To do - Set down the material once more, exactly as it appears.

Materials provided -
-- Begin --

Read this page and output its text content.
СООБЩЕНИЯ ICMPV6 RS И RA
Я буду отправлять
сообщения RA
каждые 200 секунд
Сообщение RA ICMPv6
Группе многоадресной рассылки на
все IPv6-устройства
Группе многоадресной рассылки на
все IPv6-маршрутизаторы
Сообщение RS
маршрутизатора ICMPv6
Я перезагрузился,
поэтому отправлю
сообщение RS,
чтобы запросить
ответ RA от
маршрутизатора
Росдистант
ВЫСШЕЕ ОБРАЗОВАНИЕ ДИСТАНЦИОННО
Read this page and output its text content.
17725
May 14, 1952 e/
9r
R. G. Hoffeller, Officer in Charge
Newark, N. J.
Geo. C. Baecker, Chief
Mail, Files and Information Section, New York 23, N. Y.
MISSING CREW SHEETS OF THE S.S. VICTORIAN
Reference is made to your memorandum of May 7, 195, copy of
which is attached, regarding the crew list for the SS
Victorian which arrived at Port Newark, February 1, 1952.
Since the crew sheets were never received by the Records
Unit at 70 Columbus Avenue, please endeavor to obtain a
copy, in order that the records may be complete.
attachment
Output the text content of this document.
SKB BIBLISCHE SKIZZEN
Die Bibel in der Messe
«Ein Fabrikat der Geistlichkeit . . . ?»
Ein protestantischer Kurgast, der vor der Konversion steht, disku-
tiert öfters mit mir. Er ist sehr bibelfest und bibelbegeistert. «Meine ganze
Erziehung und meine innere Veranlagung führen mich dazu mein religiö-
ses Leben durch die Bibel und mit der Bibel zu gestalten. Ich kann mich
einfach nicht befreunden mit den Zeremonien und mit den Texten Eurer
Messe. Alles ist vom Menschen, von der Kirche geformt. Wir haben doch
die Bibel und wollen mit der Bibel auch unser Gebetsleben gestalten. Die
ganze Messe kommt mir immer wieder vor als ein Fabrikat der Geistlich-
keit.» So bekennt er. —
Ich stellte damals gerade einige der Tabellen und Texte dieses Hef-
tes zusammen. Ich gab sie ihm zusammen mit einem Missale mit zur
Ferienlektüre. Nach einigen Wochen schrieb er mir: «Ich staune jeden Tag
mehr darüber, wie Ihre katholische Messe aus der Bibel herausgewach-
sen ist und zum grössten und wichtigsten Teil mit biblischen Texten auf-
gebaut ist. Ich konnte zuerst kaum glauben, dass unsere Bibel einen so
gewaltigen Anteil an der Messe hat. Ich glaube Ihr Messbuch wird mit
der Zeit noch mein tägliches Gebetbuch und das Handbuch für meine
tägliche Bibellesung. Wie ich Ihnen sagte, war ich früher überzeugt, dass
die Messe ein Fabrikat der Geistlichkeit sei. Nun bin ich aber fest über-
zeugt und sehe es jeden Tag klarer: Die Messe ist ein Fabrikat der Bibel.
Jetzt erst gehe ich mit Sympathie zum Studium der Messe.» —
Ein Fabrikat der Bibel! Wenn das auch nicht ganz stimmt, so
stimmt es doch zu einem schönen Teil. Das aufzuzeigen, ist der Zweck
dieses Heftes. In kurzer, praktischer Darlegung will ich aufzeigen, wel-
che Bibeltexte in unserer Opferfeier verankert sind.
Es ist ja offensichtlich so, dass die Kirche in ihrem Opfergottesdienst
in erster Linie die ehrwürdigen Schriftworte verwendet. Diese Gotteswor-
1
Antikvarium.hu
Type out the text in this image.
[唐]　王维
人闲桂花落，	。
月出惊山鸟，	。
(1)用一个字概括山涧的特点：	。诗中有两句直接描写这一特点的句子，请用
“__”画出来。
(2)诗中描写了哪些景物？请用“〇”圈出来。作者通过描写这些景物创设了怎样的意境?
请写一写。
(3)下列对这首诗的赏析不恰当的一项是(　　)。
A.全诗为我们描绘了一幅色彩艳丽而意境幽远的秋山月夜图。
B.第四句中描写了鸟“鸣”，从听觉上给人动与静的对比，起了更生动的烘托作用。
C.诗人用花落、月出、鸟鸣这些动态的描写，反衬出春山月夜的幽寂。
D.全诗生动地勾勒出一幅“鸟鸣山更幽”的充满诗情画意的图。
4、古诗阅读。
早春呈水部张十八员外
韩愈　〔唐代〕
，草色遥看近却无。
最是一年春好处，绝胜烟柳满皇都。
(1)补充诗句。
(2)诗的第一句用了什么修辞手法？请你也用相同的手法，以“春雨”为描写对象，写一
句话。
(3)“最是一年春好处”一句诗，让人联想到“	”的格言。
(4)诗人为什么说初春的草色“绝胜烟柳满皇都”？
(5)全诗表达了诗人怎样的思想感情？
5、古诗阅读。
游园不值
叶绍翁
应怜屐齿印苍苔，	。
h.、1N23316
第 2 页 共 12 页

-- End --

Reply to the exercise -
Read this page and output its text content.
СООБЩЕНИЯ ICMPV6 RS И RA
Я буду отправлять
сообщения RA
каждые 200 секунд
Сообщение RA ICMPv6
Группе многоадресной рассылки на
все IPv6-устройства
Группе многоадресной рассылки на
все IPv6-маршрутизаторы
Сообщение RS
маршрутизатора ICMPv6
Я перезагрузился,
поэтому отправлю
сообщение RS,
чтобы запросить
ответ RA от
маршрутизатора
Росдистант
ВЫСШЕЕ ОБРАЗОВАНИЕ ДИСТАНЦИОННО
Read this page and output its text content.
17725
May 14, 1952 e/
9r
R. G. Hoffeller, Officer in Charge
Newark, N. J.
Geo. C. Baecker, Chief
Mail, Files and Information Section, New York 23, N. Y.
MISSING CREW SHEETS OF THE S.S. VICTORIAN
Reference is made to your memorandum of May 7, 195, copy of
which is attached, regarding the crew list for the SS
Victorian which arrived at Port Newark, February 1, 1952.
Since the crew sheets were never received by the Records
Unit at 70 Columbus Avenue, please endeavor to obtain a
copy, in order that the records may be complete.
attachment
Output the text content of this document.
SKB BIBLISCHE SKIZZEN
Die Bibel in der Messe
«Ein Fabrikat der Geistlichkeit . . . ?»
Ein protestantischer Kurgast, der vor der Konversion steht, disku-
tiert öfters mit mir. Er ist sehr bibelfest und bibelbegeistert. «Meine ganze
Erziehung und meine innere Veranlagung führen mich dazu mein religiö-
ses Leben durch die Bibel und mit der Bibel zu gestalten. Ich kann mich
einfach nicht befreunden mit den Zeremonien und mit den Texten Eurer
Messe. Alles ist vom Menschen, von der Kirche geformt. Wir haben doch
die Bibel und wollen mit der Bibel auch unser Gebetsleben gestalten. Die
ganze Messe kommt mir immer wieder vor als ein Fabrikat der Geistlich-
keit.» So bekennt er. —
Ich stellte damals gerade einige der Tabellen und Texte dieses Hef-
tes zusammen. Ich gab sie ihm zusammen mit einem Missale mit zur
Ferienlektüre. Nach einigen Wochen schrieb er mir: «Ich staune jeden Tag
mehr darüber, wie Ihre katholische Messe aus der Bibel herausgewach-
sen ist und zum grössten und wichtigsten Teil mit biblischen Texten auf-
gebaut ist. Ich konnte zuerst kaum glauben, dass unsere Bibel einen so
gewaltigen Anteil an der Messe hat. Ich glaube Ihr Messbuch wird mit
der Zeit noch mein tägliches Gebetbuch und das Handbuch für meine
tägliche Bibellesung. Wie ich Ihnen sagte, war ich früher überzeugt, dass
die Messe ein Fabrikat der Geistlichkeit sei. Nun bin ich aber fest über-
zeugt und sehe es jeden Tag klarer: Die Messe ist ein Fabrikat der Bibel.
Jetzt erst gehe ich mit Sympathie zum Studium der Messe.» —
Ein Fabrikat der Bibel! Wenn das auch nicht ganz stimmt, so
stimmt es doch zu einem schönen Teil. Das aufzuzeigen, ist der Zweck
dieses Heftes. In kurzer, praktischer Darlegung will ich aufzeigen, wel-
che Bibeltexte in unserer Opferfeier verankert sind.
Es ist ja offensichtlich so, dass die Kirche in ihrem Opfergottesdienst
in erster Linie die ehrwürdigen Schriftworte verwendet. Diese Gotteswor-
1
Antikvarium.hu
Type out the text in this image.
[唐]　王维
人闲桂花落，	。
月出惊山鸟，	。
(1)用一个字概括山涧的特点：	。诗中有两句直接描写这一特点的句子，请用
“__”画出来。
(2)诗中描写了哪些景物？请用“〇”圈出来。作者通过描写这些景物创设了怎样的意境?
请写一写。
(3)下列对这首诗的赏析不恰当的一项是(　　)。
A.全诗为我们描绘了一幅色彩艳丽而意境幽远的秋山月夜图。
B.第四句中描写了鸟“鸣”，从听觉上给人动与静的对比，起了更生动的烘托作用。
C.诗人用花落、月出、鸟鸣这些动态的描写，反衬出春山月夜的幽寂。
D.全诗生动地勾勒出一幅“鸟鸣山更幽”的充满诗情画意的图。
4、古诗阅读。
早春呈水部张十八员外
韩愈　〔唐代〕
，草色遥看近却无。
最是一年春好处，绝胜烟柳满皇都。
(1)补充诗句。
(2)诗的第一句用了什么修辞手法？请你也用相同的手法，以“春雨”为描写对象，写一
句话。
(3)“最是一年春好处”一句诗，让人联想到“	”的格言。
(4)诗人为什么说初春的草色“绝胜烟柳满皇都”？
(5)全诗表达了诗人怎样的思想感情？
5、古诗阅读。
游园不值
叶绍翁
应怜屐齿印苍苔，	。
h.、1N23316
第 2 页 共 12 页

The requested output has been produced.